### INSTRUCTION
Return the material below in full and exactly.

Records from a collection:
┄┄┄┄┄┄

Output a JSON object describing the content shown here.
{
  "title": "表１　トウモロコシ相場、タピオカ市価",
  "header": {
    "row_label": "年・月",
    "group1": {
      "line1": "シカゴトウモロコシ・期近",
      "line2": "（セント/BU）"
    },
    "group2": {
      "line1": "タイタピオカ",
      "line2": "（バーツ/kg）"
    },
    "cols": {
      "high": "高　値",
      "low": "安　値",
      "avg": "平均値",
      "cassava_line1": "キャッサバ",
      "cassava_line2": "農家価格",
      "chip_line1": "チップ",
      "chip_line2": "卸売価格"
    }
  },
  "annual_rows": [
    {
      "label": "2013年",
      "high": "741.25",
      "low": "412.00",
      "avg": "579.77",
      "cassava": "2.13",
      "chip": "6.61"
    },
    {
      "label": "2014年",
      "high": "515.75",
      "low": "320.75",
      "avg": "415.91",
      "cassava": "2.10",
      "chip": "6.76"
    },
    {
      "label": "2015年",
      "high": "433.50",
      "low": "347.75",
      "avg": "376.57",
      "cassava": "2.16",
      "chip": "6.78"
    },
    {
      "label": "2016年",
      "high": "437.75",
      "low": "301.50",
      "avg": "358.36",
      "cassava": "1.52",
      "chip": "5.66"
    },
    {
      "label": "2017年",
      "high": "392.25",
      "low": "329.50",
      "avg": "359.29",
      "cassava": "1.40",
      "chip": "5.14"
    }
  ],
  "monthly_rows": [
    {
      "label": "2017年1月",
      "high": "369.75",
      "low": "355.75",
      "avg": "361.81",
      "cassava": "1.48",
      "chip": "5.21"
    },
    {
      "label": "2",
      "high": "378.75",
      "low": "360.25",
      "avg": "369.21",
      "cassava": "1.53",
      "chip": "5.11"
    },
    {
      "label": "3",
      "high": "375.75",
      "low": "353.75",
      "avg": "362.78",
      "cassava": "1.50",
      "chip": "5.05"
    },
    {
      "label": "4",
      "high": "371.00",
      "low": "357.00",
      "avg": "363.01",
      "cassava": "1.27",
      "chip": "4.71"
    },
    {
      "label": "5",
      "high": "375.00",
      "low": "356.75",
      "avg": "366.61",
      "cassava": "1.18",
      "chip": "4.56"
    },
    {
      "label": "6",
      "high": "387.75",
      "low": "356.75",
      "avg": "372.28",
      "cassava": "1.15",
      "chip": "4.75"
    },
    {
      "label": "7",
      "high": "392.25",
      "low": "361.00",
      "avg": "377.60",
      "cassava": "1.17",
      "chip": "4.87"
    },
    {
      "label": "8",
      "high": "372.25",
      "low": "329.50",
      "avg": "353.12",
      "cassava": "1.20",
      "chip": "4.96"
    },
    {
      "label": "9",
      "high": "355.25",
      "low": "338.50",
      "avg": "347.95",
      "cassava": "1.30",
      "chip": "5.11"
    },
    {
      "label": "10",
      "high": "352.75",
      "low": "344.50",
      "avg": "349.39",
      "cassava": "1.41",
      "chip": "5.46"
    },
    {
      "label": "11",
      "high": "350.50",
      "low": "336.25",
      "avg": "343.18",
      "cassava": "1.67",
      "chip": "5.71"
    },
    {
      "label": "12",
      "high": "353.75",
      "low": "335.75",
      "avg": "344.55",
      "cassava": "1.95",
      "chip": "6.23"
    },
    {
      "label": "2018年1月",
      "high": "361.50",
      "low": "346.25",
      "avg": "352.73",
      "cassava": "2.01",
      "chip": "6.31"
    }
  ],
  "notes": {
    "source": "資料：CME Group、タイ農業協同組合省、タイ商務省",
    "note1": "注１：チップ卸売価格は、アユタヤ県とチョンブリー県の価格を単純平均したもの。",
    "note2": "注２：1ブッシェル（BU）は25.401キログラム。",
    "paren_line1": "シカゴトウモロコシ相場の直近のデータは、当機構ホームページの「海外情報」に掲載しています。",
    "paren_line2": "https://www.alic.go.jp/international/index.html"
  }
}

┄┄┄┄┄┄

### WRITTEN SOLUTION
Output a JSON object describing the content shown here.
{
  "title": "表１　トウモロコシ相場、タピオカ市価",
  "header": {
    "row_label": "年・月",
    "group1": {
      "line1": "シカゴトウモロコシ・期近",
      "line2": "（セント/BU）"
    },
    "group2": {
      "line1": "タイタピオカ",
      "line2": "（バーツ/kg）"
    },
    "cols": {
      "high": "高　値",
      "low": "安　値",
      "avg": "平均値",
      "cassava_line1": "キャッサバ",
      "cassava_line2": "農家価格",
      "chip_line1": "チップ",
      "chip_line2": "卸売価格"
    }
  },
  "annual_rows": [
    {
      "label": "2013年",
      "high": "741.25",
      "low": "412.00",
      "avg": "579.77",
      "cassava": "2.13",
      "chip": "6.61"
    },
    {
      "label": "2014年",
      "high": "515.75",
      "low": "320.75",
      "avg": "415.91",
      "cassava": "2.10",
      "chip": "6.76"
    },
    {
      "label": "2015年",
      "high": "433.50",
      "low": "347.75",
      "avg": "376.57",
      "cassava": "2.16",
      "chip": "6.78"
    },
    {
      "label": "2016年",
      "high": "437.75",
      "low": "301.50",
      "avg": "358.36",
      "cassava": "1.52",
      "chip": "5.66"
    },
    {
      "label": "2017年",
      "high": "392.25",
      "low": "329.50",
      "avg": "359.29",
      "cassava": "1.40",
      "chip": "5.14"
    }
  ],
  "monthly_rows": [
    {
      "label": "2017年1月",
      "high": "369.75",
      "low": "355.75",
      "avg": "361.81",
      "cassava": "1.48",
      "chip": "5.21"
    },
    {
      "label": "2",
      "high": "378.75",
      "low": "360.25",
      "avg": "369.21",
      "cassava": "1.53",
      "chip": "5.11"
    },
    {
      "label": "3",
      "high": "375.75",
      "low": "353.75",
      "avg": "362.78",
      "cassava": "1.50",
      "chip": "5.05"
    },
    {
      "label": "4",
      "high": "371.00",
      "low": "357.00",
      "avg": "363.01",
      "cassava": "1.27",
      "chip": "4.71"
    },
    {
      "label": "5",
      "high": "375.00",
      "low": "356.75",
      "avg": "366.61",
      "cassava": "1.18",
      "chip": "4.56"
    },
    {
      "label": "6",
      "high": "387.75",
      "low": "356.75",
      "avg": "372.28",
      "cassava": "1.15",
      "chip": "4.75"
    },
    {
      "label": "7",
      "high": "392.25",
      "low": "361.00",
      "avg": "377.60",
      "cassava": "1.17",
      "chip": "4.87"
    },
    {
      "label": "8",
      "high": "372.25",
      "low": "329.50",
      "avg": "353.12",
      "cassava": "1.20",
      "chip": "4.96"
    },
    {
      "label": "9",
      "high": "355.25",
      "low": "338.50",
      "avg": "347.95",
      "cassava": "1.30",
      "chip": "5.11"
    },
    {
      "label": "10",
      "high": "352.75",
      "low": "344.50",
      "avg": "349.39",
      "cassava": "1.41",
      "chip": "5.46"
    },
    {
      "label": "11",
      "high": "350.50",
      "low": "336.25",
      "avg": "343.18",
      "cassava": "1.67",
      "chip": "5.71"
    },
    {
      "label": "12",
      "high": "353.75",
      "low": "335.75",
      "avg": "344.55",
      "cassava": "1.95",
      "chip": "6.23"
    },
    {
      "label": "2018年1月",
      "high": "361.50",
      "low": "346.25",
      "avg": "352.73",
      "cassava": "2.01",
      "chip": "6.31"
    }
  ],
  "notes": {
    "source": "資料：CME Group、タイ農業協同組合省、タイ商務省",
    "note1": "注１：チップ卸売価格は、アユタヤ県とチョンブリー県の価格を単純平均したもの。",
    "note2": "注２：1ブッシェル（BU）は25.401キログラム。",
    "paren_line1": "シカゴトウモロコシ相場の直近のデータは、当機構ホームページの「海外情報」に掲載しています。",
    "paren_line2": "https://www.alic.go.jp/international/index.html"
  }
}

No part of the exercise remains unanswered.